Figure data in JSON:
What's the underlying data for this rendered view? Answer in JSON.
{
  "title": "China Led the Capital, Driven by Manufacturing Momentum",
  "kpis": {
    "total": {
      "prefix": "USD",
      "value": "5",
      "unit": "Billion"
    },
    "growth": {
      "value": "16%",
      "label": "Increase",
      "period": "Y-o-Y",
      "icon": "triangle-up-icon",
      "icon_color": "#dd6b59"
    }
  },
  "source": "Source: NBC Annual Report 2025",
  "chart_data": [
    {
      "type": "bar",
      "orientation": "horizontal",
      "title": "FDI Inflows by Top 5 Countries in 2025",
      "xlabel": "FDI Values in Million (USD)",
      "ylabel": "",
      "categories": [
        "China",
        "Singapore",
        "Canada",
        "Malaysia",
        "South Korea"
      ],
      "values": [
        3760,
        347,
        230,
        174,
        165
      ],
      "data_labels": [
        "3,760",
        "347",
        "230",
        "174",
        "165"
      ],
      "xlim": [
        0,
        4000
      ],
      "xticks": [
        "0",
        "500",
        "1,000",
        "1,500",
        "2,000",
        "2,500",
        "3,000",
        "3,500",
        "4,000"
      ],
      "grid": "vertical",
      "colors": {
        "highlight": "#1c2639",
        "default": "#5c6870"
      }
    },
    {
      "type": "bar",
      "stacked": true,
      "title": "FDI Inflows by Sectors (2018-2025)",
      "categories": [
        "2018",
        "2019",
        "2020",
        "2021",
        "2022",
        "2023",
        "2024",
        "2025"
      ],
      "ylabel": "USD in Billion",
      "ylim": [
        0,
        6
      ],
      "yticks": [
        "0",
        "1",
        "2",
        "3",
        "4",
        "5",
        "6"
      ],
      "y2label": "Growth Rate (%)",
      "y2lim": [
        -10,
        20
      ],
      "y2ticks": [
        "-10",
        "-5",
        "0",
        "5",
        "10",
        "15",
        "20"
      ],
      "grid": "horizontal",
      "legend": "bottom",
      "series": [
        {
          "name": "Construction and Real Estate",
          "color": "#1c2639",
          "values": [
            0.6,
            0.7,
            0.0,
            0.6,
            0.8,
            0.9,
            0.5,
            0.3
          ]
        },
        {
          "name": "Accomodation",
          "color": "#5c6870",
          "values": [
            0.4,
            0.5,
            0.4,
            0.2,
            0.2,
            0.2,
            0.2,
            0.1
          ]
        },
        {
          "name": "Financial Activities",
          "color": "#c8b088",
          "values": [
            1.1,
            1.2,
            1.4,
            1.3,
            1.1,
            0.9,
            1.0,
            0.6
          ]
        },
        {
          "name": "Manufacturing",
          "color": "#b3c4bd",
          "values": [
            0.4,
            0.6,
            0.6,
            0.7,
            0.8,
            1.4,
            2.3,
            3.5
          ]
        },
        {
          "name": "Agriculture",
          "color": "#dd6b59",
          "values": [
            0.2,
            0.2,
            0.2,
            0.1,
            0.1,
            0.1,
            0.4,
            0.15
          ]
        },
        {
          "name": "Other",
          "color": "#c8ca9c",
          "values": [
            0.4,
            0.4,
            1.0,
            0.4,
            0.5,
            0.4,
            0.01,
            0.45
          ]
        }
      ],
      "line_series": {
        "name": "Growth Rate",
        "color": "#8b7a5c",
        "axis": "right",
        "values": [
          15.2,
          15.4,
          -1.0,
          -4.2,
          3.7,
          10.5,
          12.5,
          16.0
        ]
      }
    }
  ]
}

- [TASK TO CARRY OUT]: Reproduce each record exactly as it appears.

- [SOLUTION FOR THIS TASK]:
What's the underlying data for this rendered view? Answer in JSON.
{
  "title": "China Led the Capital, Driven by Manufacturing Momentum",
  "kpis": {
    "total": {
      "prefix": "USD",
      "value": "5",
      "unit": "Billion"
    },
    "growth": {
      "value": "16%",
      "label": "Increase",
      "period": "Y-o-Y",
      "icon": "triangle-up-icon",
      "icon_color": "#dd6b59"
    }
  },
  "source": "Source: NBC Annual Report 2025",
  "chart_data": [
    {
      "type": "bar",
      "orientation": "horizontal",
      "title": "FDI Inflows by Top 5 Countries in 2025",
      "xlabel": "FDI Values in Million (USD)",
      "ylabel": "",
      "categories": [
        "China",
        "Singapore",
        "Canada",
        "Malaysia",
        "South Korea"
      ],
      "values": [
        3760,
        347,
        230,
        174,
        165
      ],
      "data_labels": [
        "3,760",
        "347",
        "230",
        "174",
        "165"
      ],
      "xlim": [
        0,
        4000
      ],
      "xticks": [
        "0",
        "500",
        "1,000",
        "1,500",
        "2,000",
        "2,500",
        "3,000",
        "3,500",
        "4,000"
      ],
      "grid": "vertical",
      "colors": {
        "highlight": "#1c2639",
        "default": "#5c6870"
      }
    },
    {
      "type": "bar",
      "stacked": true,
      "title": "FDI Inflows by Sectors (2018-2025)",
      "categories": [
        "2018",
        "2019",
        "2020",
        "2021",
        "2022",
        "2023",
        "2024",
        "2025"
      ],
      "ylabel": "USD in Billion",
      "ylim": [
        0,
        6
      ],
      "yticks": [
        "0",
        "1",
        "2",
        "3",
        "4",
        "5",
        "6"
      ],
      "y2label": "Growth Rate (%)",
      "y2lim": [
        -10,
        20
      ],
      "y2ticks": [
        "-10",
        "-5",
        "0",
        "5",
        "10",
        "15",
        "20"
      ],
      "grid": "horizontal",
      "legend": "bottom",
      "series": [
        {
          "name": "Construction and Real Estate",
          "color": "#1c2639",
          "values": [
            0.6,
            0.7,
            0.0,
            0.6,
            0.8,
            0.9,
            0.5,
            0.3
          ]
        },
        {
          "name": "Accomodation",
          "color": "#5c6870",
          "values": [
            0.4,
            0.5,
            0.4,
            0.2,
            0.2,
            0.2,
            0.2,
            0.1
          ]
        },
        {
          "name": "Financial Activities",
          "color": "#c8b088",
          "values": [
            1.1,
            1.2,
            1.4,
            1.3,
            1.1,
            0.9,
            1.0,
            0.6
          ]
        },
        {
          "name": "Manufacturing",
          "color": "#b3c4bd",
          "values": [
            0.4,
            0.6,
            0.6,
            0.7,
            0.8,
            1.4,
            2.3,
            3.5
          ]
        },
        {
          "name": "Agriculture",
          "color": "#dd6b59",
          "values": [
            0.2,
            0.2,
            0.2,
            0.1,
            0.1,
            0.1,
            0.4,
            0.15
          ]
        },
        {
          "name": "Other",
          "color": "#c8ca9c",
          "values": [
            0.4,
            0.4,
            1.0,
            0.4,
            0.5,
            0.4,
            0.01,
            0.45
          ]
        }
      ],
      "line_series": {
        "name": "Growth Rate",
        "color": "#8b7a5c",
        "axis": "right",
        "values": [
          15.2,
          15.4,
          -1.0,
          -4.2,
          3.7,
          10.5,
          12.5,
          16.0
        ]
      }
    }
  ]
}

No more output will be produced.